Consigne 1 —
Répondez aux questions suivantes à partir du texte sur l'indemnisation des accidents médicaux.
(a) Entre quelles deux voies les victimes ou leurs ayants-droit peuvent-elles choisir ?
(b) Avec le concours de qui le choix entre la commission régionale et la juridiction doit-il être fait ?
(c) Par qui le rapport d'expertise de la CRCI sera-t-il produit en cas de recours devant les juridictions ?
Consigne 2 — Recopiez le passage du texte sur l'indemnisation des accidents médicaux qui va de « Enfin, si un » à « les parties adverses. ».

Texte étudié —

####################

S’il est vrai que, sous certaines conditions, les victimes d’erreurs médicales, d’aléas thérapeutiques, d’accidents médicaux ou d’infections nosocomiales ou leurs ayants-droit disposent d’une alternative: saisir une commission régionale d’indemnisation (CRCI) ou saisir les juridictions compétentes.

Tous les cas d’accidents médicaux, d’erreurs médicales, d’aléas thérapeutique, d’infections nosocomiales ou affections iatrogènes ne relèvent pas des commissions régionales d’indemnisation. 

Ensuite, le choix entre la commission régionale et la juridiction judiciaire ou administrative ne doit en aucun cas être fait à la légère et sans le concours d’un avocat rompu aux procédures amiables et judiciaires dans ces domaines.

La réunion d’expertise et l’audience par-devant la CRCI sont des épreuves aussi redoutables devant les CRCI que devant les juridictions.

Qui plus est, en cas d’avis positif, une phase indemnitaire peut éventuellement s’engager qui suppose la maîtrise de connaissances en matière de réparation des préjudices.

Enfin, si un recours devant les juridictions est toujours possible parallèlement ou la suite à un avis négatif de la CRCI, le rapport d’expertise de la CRCI ne manquera pas d’être produit par les parties adverses.

####################

Données de l'exercice —
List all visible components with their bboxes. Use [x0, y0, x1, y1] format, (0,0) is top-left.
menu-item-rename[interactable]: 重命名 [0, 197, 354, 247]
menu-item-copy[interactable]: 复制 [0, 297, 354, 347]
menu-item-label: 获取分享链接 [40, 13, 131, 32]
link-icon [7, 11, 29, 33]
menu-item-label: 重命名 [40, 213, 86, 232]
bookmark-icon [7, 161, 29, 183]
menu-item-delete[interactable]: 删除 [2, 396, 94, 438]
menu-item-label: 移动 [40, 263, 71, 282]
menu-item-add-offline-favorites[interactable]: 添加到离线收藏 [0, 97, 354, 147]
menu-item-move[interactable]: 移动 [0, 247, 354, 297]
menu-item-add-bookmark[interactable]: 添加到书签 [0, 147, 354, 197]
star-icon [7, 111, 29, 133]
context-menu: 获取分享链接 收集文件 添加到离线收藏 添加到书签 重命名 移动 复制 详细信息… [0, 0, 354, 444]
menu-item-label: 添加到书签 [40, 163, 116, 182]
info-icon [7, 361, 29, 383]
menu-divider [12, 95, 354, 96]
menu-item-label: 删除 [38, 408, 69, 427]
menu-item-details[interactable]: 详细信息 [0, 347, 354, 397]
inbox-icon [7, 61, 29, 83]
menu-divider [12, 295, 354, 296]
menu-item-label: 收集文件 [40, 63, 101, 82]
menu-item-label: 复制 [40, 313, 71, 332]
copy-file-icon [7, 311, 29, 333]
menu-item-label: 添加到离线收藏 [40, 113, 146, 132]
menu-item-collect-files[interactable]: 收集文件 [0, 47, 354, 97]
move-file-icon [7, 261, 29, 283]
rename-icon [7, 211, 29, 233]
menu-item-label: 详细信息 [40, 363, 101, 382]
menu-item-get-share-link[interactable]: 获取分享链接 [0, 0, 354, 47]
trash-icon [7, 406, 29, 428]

####################

Réponse rédigée 1 —
(a) Saisir une commission régionale d'indemnisation (CRCI) ou saisir les juridictions compétentes.
(b) Un avocat rompu aux procédures amiables et judiciaires dans ces domaines.
(c) Par les parties adverses.

Réponse rédigée 2 —
Enfin, si un recours devant les juridictions est toujours possible parallèlement ou la suite à un avis négatif de la CRCI, le rapport d’expertise de la CRCI ne manquera pas d’être produit par les parties adverses.